STATED PROBLEM: In the data below, find each line containing the string "Gini" and return it.

________________

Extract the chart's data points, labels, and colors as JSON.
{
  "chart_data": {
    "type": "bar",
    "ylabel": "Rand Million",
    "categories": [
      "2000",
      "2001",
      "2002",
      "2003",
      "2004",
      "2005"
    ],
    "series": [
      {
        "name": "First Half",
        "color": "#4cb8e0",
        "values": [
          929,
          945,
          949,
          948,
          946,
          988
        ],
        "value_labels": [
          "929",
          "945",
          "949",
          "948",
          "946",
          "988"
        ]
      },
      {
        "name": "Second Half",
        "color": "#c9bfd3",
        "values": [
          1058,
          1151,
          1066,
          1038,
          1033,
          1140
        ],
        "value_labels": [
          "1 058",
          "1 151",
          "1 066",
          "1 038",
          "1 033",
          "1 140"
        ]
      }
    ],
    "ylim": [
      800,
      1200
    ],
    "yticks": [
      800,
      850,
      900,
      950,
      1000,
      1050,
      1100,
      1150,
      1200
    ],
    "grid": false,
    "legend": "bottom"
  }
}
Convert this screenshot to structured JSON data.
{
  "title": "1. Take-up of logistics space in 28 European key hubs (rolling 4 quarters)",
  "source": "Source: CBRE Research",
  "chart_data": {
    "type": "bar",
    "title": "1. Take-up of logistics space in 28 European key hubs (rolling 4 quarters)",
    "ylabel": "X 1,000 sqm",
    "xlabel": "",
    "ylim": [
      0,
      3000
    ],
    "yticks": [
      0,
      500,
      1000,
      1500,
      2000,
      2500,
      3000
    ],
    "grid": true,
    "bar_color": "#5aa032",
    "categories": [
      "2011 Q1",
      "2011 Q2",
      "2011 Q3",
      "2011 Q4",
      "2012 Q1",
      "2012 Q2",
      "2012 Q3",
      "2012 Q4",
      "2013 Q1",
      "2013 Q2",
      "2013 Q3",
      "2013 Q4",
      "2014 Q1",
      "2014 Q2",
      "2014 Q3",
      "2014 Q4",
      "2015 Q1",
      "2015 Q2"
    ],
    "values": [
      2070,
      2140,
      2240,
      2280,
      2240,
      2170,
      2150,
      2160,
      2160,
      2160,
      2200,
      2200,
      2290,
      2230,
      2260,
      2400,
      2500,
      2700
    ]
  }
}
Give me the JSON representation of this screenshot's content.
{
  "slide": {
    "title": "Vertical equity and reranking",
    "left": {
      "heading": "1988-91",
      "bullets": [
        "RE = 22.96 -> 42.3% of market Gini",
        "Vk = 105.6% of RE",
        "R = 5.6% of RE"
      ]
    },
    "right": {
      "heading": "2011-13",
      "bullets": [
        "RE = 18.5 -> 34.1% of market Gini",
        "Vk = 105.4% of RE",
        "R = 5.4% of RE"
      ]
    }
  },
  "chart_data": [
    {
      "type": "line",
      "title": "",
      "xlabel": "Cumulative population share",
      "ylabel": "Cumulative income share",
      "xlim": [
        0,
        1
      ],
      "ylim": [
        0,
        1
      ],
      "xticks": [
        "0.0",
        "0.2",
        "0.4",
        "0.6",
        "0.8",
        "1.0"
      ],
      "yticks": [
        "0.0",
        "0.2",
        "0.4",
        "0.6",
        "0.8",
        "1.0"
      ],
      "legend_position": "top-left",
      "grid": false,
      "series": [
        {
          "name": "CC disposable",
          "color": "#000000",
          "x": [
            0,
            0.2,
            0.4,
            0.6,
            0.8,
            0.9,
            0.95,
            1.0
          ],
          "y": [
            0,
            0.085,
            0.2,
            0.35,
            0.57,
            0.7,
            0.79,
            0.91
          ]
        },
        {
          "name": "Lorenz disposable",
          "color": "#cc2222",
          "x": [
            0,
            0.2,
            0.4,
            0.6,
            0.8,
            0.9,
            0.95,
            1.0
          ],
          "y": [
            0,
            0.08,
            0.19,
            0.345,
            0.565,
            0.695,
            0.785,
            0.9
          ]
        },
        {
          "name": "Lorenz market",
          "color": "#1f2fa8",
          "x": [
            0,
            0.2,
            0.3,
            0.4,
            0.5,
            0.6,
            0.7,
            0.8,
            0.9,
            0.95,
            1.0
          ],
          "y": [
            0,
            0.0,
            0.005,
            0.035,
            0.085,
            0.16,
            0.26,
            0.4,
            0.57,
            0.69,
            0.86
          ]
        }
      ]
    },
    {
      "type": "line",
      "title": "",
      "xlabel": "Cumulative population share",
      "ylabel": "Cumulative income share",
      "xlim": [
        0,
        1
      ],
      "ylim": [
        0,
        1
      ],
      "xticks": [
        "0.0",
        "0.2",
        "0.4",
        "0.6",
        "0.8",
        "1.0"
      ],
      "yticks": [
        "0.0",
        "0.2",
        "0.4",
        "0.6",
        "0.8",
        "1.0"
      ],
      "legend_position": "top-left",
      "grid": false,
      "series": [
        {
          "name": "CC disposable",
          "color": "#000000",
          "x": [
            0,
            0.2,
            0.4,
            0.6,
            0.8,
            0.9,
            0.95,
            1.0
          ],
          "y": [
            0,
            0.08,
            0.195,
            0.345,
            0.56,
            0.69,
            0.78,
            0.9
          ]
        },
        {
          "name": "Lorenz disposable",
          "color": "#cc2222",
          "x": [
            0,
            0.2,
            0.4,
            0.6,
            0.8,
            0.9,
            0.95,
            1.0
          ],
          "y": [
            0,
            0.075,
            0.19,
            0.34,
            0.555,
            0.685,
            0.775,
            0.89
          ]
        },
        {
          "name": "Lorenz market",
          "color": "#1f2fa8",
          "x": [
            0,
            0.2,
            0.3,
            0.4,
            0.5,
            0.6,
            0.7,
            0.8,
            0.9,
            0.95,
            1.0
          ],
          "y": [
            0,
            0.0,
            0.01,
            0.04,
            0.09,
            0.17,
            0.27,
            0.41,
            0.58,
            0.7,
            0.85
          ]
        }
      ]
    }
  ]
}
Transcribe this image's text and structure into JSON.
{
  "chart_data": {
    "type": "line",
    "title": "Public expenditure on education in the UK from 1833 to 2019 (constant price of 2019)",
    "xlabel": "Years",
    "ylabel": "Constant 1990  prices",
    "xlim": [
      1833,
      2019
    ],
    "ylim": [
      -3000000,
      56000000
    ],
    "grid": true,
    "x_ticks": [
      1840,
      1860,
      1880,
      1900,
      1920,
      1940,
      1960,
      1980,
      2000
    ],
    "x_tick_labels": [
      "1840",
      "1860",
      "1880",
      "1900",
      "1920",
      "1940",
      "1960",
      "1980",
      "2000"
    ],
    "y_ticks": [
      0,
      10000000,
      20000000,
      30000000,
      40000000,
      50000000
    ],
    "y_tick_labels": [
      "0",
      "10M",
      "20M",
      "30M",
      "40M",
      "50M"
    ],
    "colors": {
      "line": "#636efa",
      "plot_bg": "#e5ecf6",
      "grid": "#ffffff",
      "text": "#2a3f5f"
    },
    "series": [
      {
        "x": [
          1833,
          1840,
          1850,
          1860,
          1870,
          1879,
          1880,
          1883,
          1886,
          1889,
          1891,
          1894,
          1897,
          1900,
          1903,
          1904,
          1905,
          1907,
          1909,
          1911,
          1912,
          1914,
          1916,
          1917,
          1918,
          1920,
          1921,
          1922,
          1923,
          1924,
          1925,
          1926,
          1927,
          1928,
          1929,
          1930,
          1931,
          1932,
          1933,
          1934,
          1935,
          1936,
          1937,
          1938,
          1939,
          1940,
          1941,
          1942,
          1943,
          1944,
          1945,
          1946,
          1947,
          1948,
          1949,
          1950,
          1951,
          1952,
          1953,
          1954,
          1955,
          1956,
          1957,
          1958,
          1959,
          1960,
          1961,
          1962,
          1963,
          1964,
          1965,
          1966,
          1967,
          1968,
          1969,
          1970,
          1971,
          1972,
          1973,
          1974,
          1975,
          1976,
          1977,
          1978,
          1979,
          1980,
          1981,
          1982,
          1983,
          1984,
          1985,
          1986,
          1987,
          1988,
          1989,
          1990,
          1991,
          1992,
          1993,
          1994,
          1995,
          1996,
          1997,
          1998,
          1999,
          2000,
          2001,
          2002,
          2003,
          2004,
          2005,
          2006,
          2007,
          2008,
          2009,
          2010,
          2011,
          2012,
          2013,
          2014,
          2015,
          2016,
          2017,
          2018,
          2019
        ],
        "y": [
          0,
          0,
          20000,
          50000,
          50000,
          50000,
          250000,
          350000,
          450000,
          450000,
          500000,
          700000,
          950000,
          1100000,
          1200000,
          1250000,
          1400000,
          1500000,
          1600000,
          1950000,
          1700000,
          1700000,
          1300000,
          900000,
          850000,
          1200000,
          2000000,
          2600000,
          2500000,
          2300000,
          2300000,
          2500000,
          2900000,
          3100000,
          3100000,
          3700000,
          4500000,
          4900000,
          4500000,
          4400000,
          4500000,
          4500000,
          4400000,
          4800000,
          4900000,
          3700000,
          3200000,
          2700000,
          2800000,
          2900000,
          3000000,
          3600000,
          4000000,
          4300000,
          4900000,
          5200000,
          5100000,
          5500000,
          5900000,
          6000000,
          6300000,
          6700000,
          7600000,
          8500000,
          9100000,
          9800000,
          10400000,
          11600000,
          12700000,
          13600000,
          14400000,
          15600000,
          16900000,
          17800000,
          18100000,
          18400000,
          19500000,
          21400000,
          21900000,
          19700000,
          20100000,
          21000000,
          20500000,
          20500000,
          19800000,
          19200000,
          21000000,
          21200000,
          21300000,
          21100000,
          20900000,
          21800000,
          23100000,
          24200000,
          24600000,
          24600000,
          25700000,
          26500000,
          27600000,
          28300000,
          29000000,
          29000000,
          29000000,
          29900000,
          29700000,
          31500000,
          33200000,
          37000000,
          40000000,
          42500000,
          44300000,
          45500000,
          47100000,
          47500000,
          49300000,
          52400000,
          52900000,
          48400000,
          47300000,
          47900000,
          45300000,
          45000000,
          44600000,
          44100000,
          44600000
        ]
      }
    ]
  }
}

________________

THE COMPLETED TASK:
        "RE = 22.96 -> 42.3% of market Gini",
        "RE = 18.5 -> 34.1% of market Gini",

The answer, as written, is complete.